### EXERCISE INSTRUCTIONS
Reproduce all the entries precisely.

### PROVIDED ENTRIES
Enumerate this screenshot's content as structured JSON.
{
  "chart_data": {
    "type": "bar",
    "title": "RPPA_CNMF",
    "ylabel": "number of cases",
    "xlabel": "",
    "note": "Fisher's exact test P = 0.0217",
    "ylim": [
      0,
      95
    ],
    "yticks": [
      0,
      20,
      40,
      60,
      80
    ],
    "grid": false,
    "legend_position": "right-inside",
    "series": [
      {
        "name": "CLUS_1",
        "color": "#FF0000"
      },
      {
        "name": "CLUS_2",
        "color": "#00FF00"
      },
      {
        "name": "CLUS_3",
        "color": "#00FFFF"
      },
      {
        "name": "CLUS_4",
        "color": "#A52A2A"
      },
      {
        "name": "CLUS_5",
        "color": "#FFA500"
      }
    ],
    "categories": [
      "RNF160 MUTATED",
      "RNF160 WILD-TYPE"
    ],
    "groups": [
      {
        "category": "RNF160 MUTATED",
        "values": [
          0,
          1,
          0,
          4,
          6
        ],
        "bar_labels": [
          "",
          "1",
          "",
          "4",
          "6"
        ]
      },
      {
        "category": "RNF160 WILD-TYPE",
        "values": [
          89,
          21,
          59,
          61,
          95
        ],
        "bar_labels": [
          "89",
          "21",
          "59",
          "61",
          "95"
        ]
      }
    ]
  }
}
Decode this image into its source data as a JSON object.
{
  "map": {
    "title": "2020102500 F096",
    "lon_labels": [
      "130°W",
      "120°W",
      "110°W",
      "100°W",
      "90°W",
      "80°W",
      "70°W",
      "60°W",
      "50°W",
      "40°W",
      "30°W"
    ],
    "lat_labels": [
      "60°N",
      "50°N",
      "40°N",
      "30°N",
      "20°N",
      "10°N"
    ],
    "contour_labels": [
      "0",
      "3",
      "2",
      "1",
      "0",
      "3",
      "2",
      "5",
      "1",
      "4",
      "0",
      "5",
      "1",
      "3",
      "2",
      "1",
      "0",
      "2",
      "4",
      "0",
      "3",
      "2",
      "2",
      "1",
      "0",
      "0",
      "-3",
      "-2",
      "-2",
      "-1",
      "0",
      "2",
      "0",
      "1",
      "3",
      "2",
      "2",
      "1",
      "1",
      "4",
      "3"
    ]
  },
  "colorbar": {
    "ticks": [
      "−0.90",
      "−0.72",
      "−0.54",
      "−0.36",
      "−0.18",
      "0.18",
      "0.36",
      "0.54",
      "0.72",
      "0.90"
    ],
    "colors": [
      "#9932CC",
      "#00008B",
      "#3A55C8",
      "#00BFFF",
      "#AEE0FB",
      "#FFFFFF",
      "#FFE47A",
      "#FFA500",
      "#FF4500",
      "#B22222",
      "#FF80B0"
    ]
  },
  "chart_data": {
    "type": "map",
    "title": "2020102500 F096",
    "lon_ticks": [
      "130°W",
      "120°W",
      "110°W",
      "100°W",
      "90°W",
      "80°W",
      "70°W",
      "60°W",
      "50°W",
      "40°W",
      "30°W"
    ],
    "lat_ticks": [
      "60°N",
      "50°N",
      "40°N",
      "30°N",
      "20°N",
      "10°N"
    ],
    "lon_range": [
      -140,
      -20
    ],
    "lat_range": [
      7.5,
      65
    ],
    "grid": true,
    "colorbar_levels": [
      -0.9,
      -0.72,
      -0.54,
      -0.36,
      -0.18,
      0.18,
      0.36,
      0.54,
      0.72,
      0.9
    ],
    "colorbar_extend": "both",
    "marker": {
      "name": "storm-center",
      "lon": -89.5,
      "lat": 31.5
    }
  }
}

### RESPONSE FOR THIS EXERCISE
Enumerate this screenshot's content as structured JSON.
{
  "chart_data": {
    "type": "bar",
    "title": "RPPA_CNMF",
    "ylabel": "number of cases",
    "xlabel": "",
    "note": "Fisher's exact test P = 0.0217",
    "ylim": [
      0,
      95
    ],
    "yticks": [
      0,
      20,
      40,
      60,
      80
    ],
    "grid": false,
    "legend_position": "right-inside",
    "series": [
      {
        "name": "CLUS_1",
        "color": "#FF0000"
      },
      {
        "name": "CLUS_2",
        "color": "#00FF00"
      },
      {
        "name": "CLUS_3",
        "color": "#00FFFF"
      },
      {
        "name": "CLUS_4",
        "color": "#A52A2A"
      },
      {
        "name": "CLUS_5",
        "color": "#FFA500"
      }
    ],
    "categories": [
      "RNF160 MUTATED",
      "RNF160 WILD-TYPE"
    ],
    "groups": [
      {
        "category": "RNF160 MUTATED",
        "values": [
          0,
          1,
          0,
          4,
          6
        ],
        "bar_labels": [
          "",
          "1",
          "",
          "4",
          "6"
        ]
      },
      {
        "category": "RNF160 WILD-TYPE",
        "values": [
          89,
          21,
          59,
          61,
          95
        ],
        "bar_labels": [
          "89",
          "21",
          "59",
          "61",
          "95"
        ]
      }
    ]
  }
}
Decode this image into its source data as a JSON object.
{
  "map": {
    "title": "2020102500 F096",
    "lon_labels": [
      "130°W",
      "120°W",
      "110°W",
      "100°W",
      "90°W",
      "80°W",
      "70°W",
      "60°W",
      "50°W",
      "40°W",
      "30°W"
    ],
    "lat_labels": [
      "60°N",
      "50°N",
      "40°N",
      "30°N",
      "20°N",
      "10°N"
    ],
    "contour_labels": [
      "0",
      "3",
      "2",
      "1",
      "0",
      "3",
      "2",
      "5",
      "1",
      "4",
      "0",
      "5",
      "1",
      "3",
      "2",
      "1",
      "0",
      "2",
      "4",
      "0",
      "3",
      "2",
      "2",
      "1",
      "0",
      "0",
      "-3",
      "-2",
      "-2",
      "-1",
      "0",
      "2",
      "0",
      "1",
      "3",
      "2",
      "2",
      "1",
      "1",
      "4",
      "3"
    ]
  },
  "colorbar": {
    "ticks": [
      "−0.90",
      "−0.72",
      "−0.54",
      "−0.36",
      "−0.18",
      "0.18",
      "0.36",
      "0.54",
      "0.72",
      "0.90"
    ],
    "colors": [
      "#9932CC",
      "#00008B",
      "#3A55C8",
      "#00BFFF",
      "#AEE0FB",
      "#FFFFFF",
      "#FFE47A",
      "#FFA500",
      "#FF4500",
      "#B22222",
      "#FF80B0"
    ]
  },
  "chart_data": {
    "type": "map",
    "title": "2020102500 F096",
    "lon_ticks": [
      "130°W",
      "120°W",
      "110°W",
      "100°W",
      "90°W",
      "80°W",
      "70°W",
      "60°W",
      "50°W",
      "40°W",
      "30°W"
    ],
    "lat_ticks": [
      "60°N",
      "50°N",
      "40°N",
      "30°N",
      "20°N",
      "10°N"
    ],
    "lon_range": [
      -140,
      -20
    ],
    "lat_range": [
      7.5,
      65
    ],
    "grid": true,
    "colorbar_levels": [
      -0.9,
      -0.72,
      -0.54,
      -0.36,
      -0.18,
      0.18,
      0.36,
      0.54,
      0.72,
      0.9
    ],
    "colorbar_extend": "both",
    "marker": {
      "name": "storm-center",
      "lon": -89.5,
      "lat": 31.5
    }
  }
}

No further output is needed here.